**What needs to be done**
Return each line of the data below exactly, omitting any pictures.
··· Data to use ···
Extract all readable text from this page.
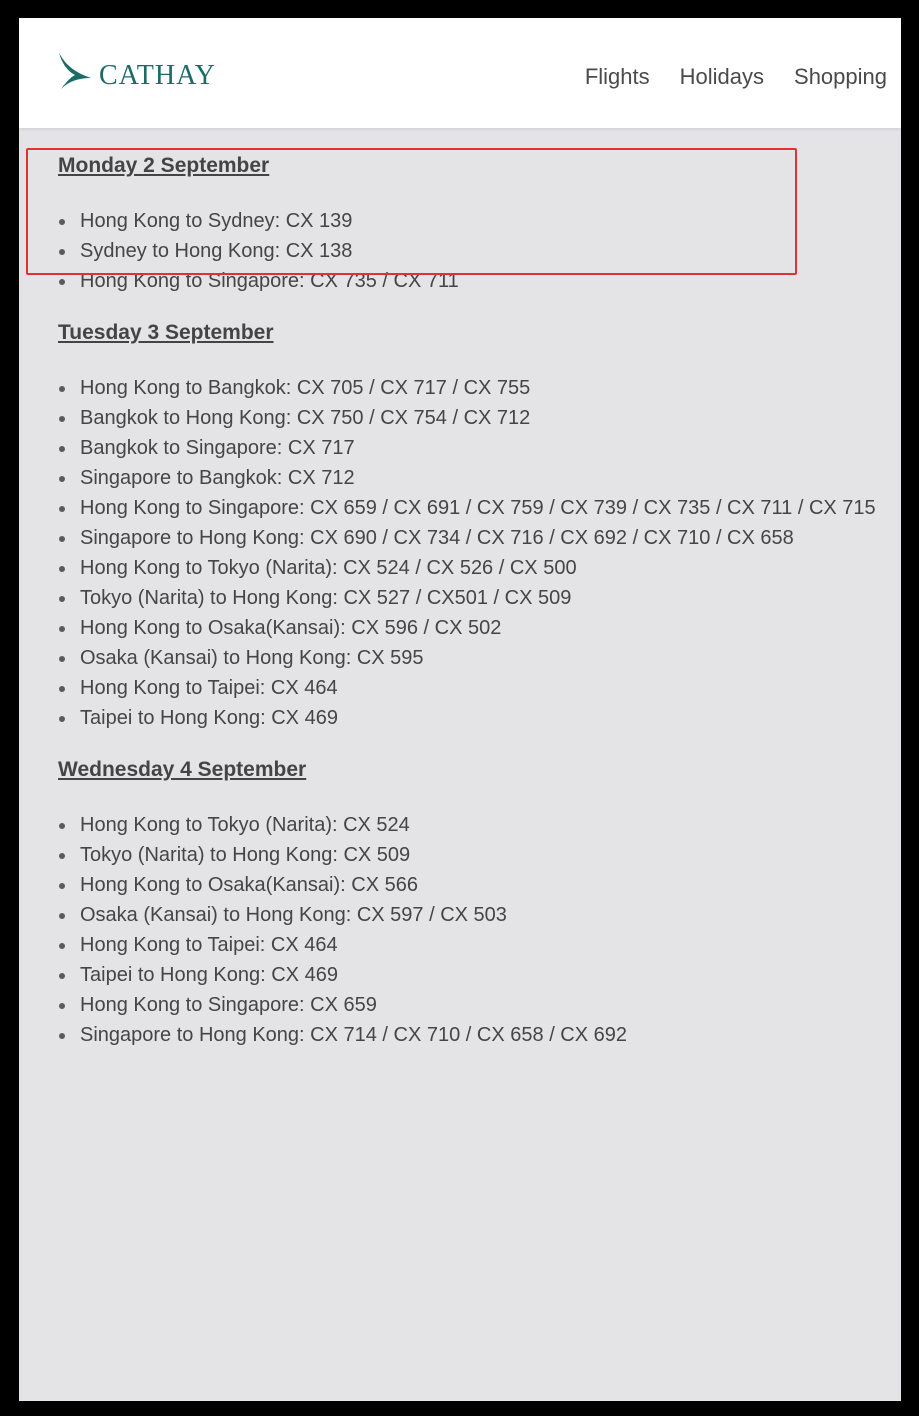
CATHAY	Flights Holidays Shopping
Monday 2 September
Hong Kong to Sydney: CX 139
Sydney to Hong Kong: CX 138
Hong Kong to Singapore: CX 735 / CX 711
Tuesday 3 September
Hong Kong to Bangkok: CX 705 / CX 717 / CX 755
Bangkok to Hong Kong: CX 750 / CX 754 / CX 712
Bangkok to Singapore: CX 717
Singapore to Bangkok: CX 712
Hong Kong to Singapore: CX 659 / CX 691 / CX 759 / CX 739 / CX 735 / CX 711 / CX 715
Singapore to Hong Kong: CX 690 / CX 734 / CX 716 / CX 692 / CX 710 / CX 658
Hong Kong to Tokyo (Narita): CX 524 / CX 526 / CX 500
Tokyo (Narita) to Hong Kong: CX 527 / CX501 / CX 509
Hong Kong to Osaka(Kansai): CX 596 / CX 502
Osaka (Kansai) to Hong Kong: CX 595
Hong Kong to Taipei: CX 464
Taipei to Hong Kong: CX 469
Wednesday 4 September
Hong Kong to Tokyo (Narita): CX 524
Tokyo (Narita) to Hong Kong: CX 509
Hong Kong to Osaka(Kansai): CX 566
Osaka (Kansai) to Hong Kong: CX 597 / CX 503
Hong Kong to Taipei: CX 464
Taipei to Hong Kong: CX 469
Hong Kong to Singapore: CX 659
Singapore to Hong Kong: CX 714 / CX 710 / CX 658 / CX 692
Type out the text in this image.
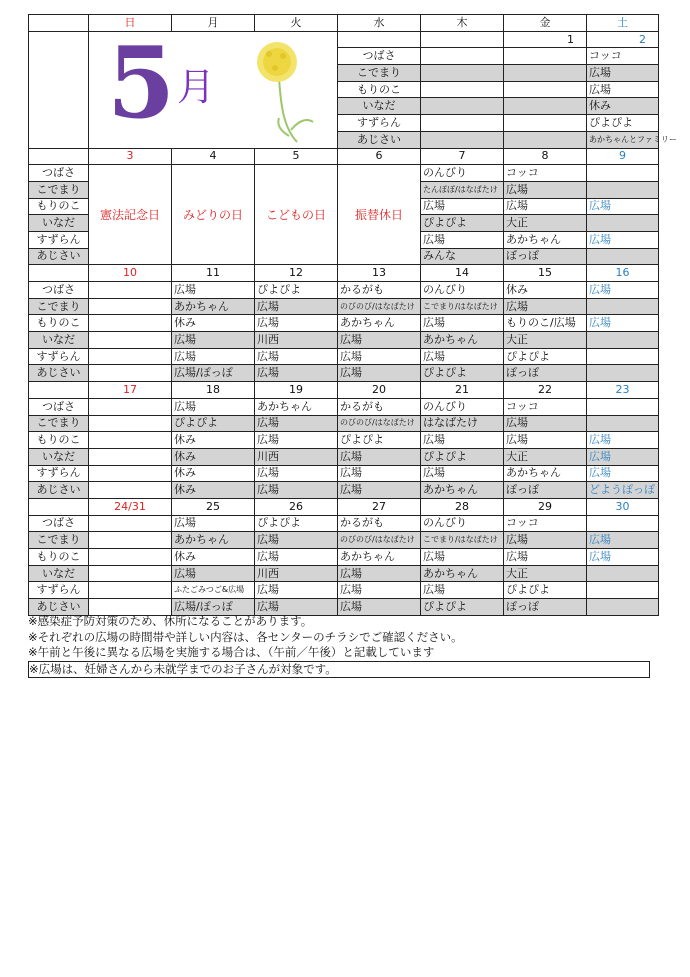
	日	月	火	水	木	金	土	

	5 月					1	2	
				つばさ			コッコ	
				こでまり			広場	
				もりのこ			広場	
				いなだ			休み	
				すずらん			ぴよぴよ	
				あじさい			あかちゃんとファミリー	

	3	4	5	6	7	8	9	
つばさ	憲法記念日	みどりの日	こどもの日	振替休日	のんびり	コッコ		
こでまり					たんぽぽ/はなばたけ	広場		
もりのこ					広場	広場	広場	
いなだ					ぴよぴよ	大正		
すずらん					広場	あかちゃん	広場	
あじさい					みんな	ぼっぽ		
	10	11	12	13	14	15	16	
つばさ		広場	ぴよぴよ	かるがも	のんびり	休み	広場	
こでまり		あかちゃん	広場	のびのび/はなばたけ	こでまり/はなばたけ	広場		
もりのこ		休み	広場	あかちゃん	広場	もりのこ/広場	広場	
いなだ		広場	川西	広場	あかちゃん	大正		
すずらん		広場	広場	広場	広場	ぴよぴよ		
あじさい		広場/ぽっぽ	広場	広場	ぴよぴよ	ぽっぽ		
	17	18	19	20	21	22	23	
つばさ		広場	あかちゃん	かるがも	のんびり	コッコ		
こでまり		ぴよぴよ	広場	のびのび/はなばたけ	はなばたけ	広場		
もりのこ		休み	広場	ぴよぴよ	広場	広場	広場	
いなだ		休み	川西	広場	ぴよぴよ	大正	広場	
すずらん		休み	広場	広場	広場	あかちゃん	広場	
あじさい		休み	広場	広場	あかちゃん	ぽっぽ	どようぽっぽ	
	24/31	25	26	27	28	29	30	
つばさ		広場	ぴよぴよ	かるがも	のんびり	コッコ		
こでまり		あかちゃん	広場	のびのび/はなばたけ	こでまり/はなばたけ	広場	広場	
もりのこ		休み	広場	あかちゃん	広場	広場	広場	
いなだ		広場	川西	広場	あかちゃん	大正		
すずらん		ふたごみつご&広場	広場	広場	広場	ぴよぴよ		
あじさい		広場/ぽっぽ	広場	広場	ぴよぴよ	ぽっぽ		
※感染症予防対策のため、休所になることがあります。
※それぞれの広場の時間帯や詳しい内容は、各センターのチラシでご確認ください。
※午前と午後に異なる広場を実施する場合は、（午前／午後）と記載しています
※広場は、妊婦さんから未就学までのお子さんが対象です。
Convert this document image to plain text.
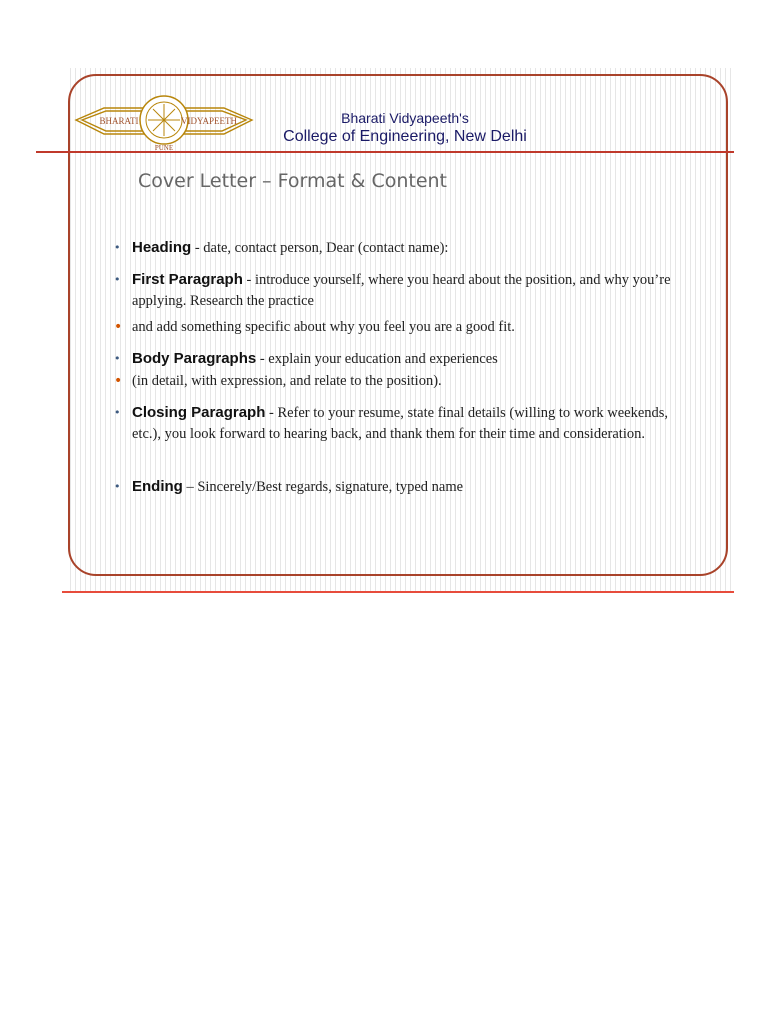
BHARATI	VIDYAPEETH
PUNE
Bharati Vidyapeeth's
College of Engineering, New Delhi
Cover Letter – Format & Content
• Heading - date, contact person, Dear (contact name):
• First Paragraph - introduce yourself, where you heard about the position, and why you’re applying. Research the practice
• and add something specific about why you feel you are a good fit.
• Body Paragraphs - explain your education and experiences
• (in detail, with expression, and relate to the position).
• Closing Paragraph - Refer to your resume, state final details (willing to work weekends, etc.), you look forward to hearing back, and thank them for their time and consideration.
• Ending – Sincerely/Best regards, signature, typed name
···
**Written answer**
Extract all readable text from this page.
CATHAY	Flights Holidays Shopping
Monday 2 September
Hong Kong to Sydney: CX 139
Sydney to Hong Kong: CX 138
Hong Kong to Singapore: CX 735 / CX 711
Tuesday 3 September
Hong Kong to Bangkok: CX 705 / CX 717 / CX 755
Bangkok to Hong Kong: CX 750 / CX 754 / CX 712
Bangkok to Singapore: CX 717
Singapore to Bangkok: CX 712
Hong Kong to Singapore: CX 659 / CX 691 / CX 759 / CX 739 / CX 735 / CX 711 / CX 715
Singapore to Hong Kong: CX 690 / CX 734 / CX 716 / CX 692 / CX 710 / CX 658
Hong Kong to Tokyo (Narita): CX 524 / CX 526 / CX 500
Tokyo (Narita) to Hong Kong: CX 527 / CX501 / CX 509
Hong Kong to Osaka(Kansai): CX 596 / CX 502
Osaka (Kansai) to Hong Kong: CX 595
Hong Kong to Taipei: CX 464
Taipei to Hong Kong: CX 469
Wednesday 4 September
Hong Kong to Tokyo (Narita): CX 524
Tokyo (Narita) to Hong Kong: CX 509
Hong Kong to Osaka(Kansai): CX 566
Osaka (Kansai) to Hong Kong: CX 597 / CX 503
Hong Kong to Taipei: CX 464
Taipei to Hong Kong: CX 469
Hong Kong to Singapore: CX 659
Singapore to Hong Kong: CX 714 / CX 710 / CX 658 / CX 692
Type out the text in this image.
	日	月	火	水	木	金	土	

	5 月					1	2	
				つばさ			コッコ	
				こでまり			広場	
				もりのこ			広場	
				いなだ			休み	
				すずらん			ぴよぴよ	
				あじさい			あかちゃんとファミリー	

	3	4	5	6	7	8	9	
つばさ	憲法記念日	みどりの日	こどもの日	振替休日	のんびり	コッコ		
こでまり					たんぽぽ/はなばたけ	広場		
もりのこ					広場	広場	広場	
いなだ					ぴよぴよ	大正		
すずらん					広場	あかちゃん	広場	
あじさい					みんな	ぼっぽ		
	10	11	12	13	14	15	16	
つばさ		広場	ぴよぴよ	かるがも	のんびり	休み	広場	
こでまり		あかちゃん	広場	のびのび/はなばたけ	こでまり/はなばたけ	広場		
もりのこ		休み	広場	あかちゃん	広場	もりのこ/広場	広場	
いなだ		広場	川西	広場	あかちゃん	大正		
すずらん		広場	広場	広場	広場	ぴよぴよ		
あじさい		広場/ぽっぽ	広場	広場	ぴよぴよ	ぽっぽ		
	17	18	19	20	21	22	23	
つばさ		広場	あかちゃん	かるがも	のんびり	コッコ		
こでまり		ぴよぴよ	広場	のびのび/はなばたけ	はなばたけ	広場		
もりのこ		休み	広場	ぴよぴよ	広場	広場	広場	
いなだ		休み	川西	広場	ぴよぴよ	大正	広場	
すずらん		休み	広場	広場	広場	あかちゃん	広場	
あじさい		休み	広場	広場	あかちゃん	ぽっぽ	どようぽっぽ	
	24/31	25	26	27	28	29	30	
つばさ		広場	ぴよぴよ	かるがも	のんびり	コッコ		
こでまり		あかちゃん	広場	のびのび/はなばたけ	こでまり/はなばたけ	広場	広場	
もりのこ		休み	広場	あかちゃん	広場	広場	広場	
いなだ		広場	川西	広場	あかちゃん	大正		
すずらん		ふたごみつご&広場	広場	広場	広場	ぴよぴよ		
あじさい		広場/ぽっぽ	広場	広場	ぴよぴよ	ぽっぽ		
※感染症予防対策のため、休所になることがあります。
※それぞれの広場の時間帯や詳しい内容は、各センターのチラシでご確認ください。
※午前と午後に異なる広場を実施する場合は、（午前／午後）と記載しています
※広場は、妊婦さんから未就学までのお子さんが対象です。
Convert this document image to plain text.
BHARATI	VIDYAPEETH
PUNE
Bharati Vidyapeeth's
College of Engineering, New Delhi
Cover Letter – Format & Content
• Heading - date, contact person, Dear (contact name):
• First Paragraph - introduce yourself, where you heard about the position, and why you’re applying. Research the practice
• and add something specific about why you feel you are a good fit.
• Body Paragraphs - explain your education and experiences
• (in detail, with expression, and relate to the position).
• Closing Paragraph - Refer to your resume, state final details (willing to work weekends, etc.), you look forward to hearing back, and thank them for their time and consideration.
• Ending – Sincerely/Best regards, signature, typed name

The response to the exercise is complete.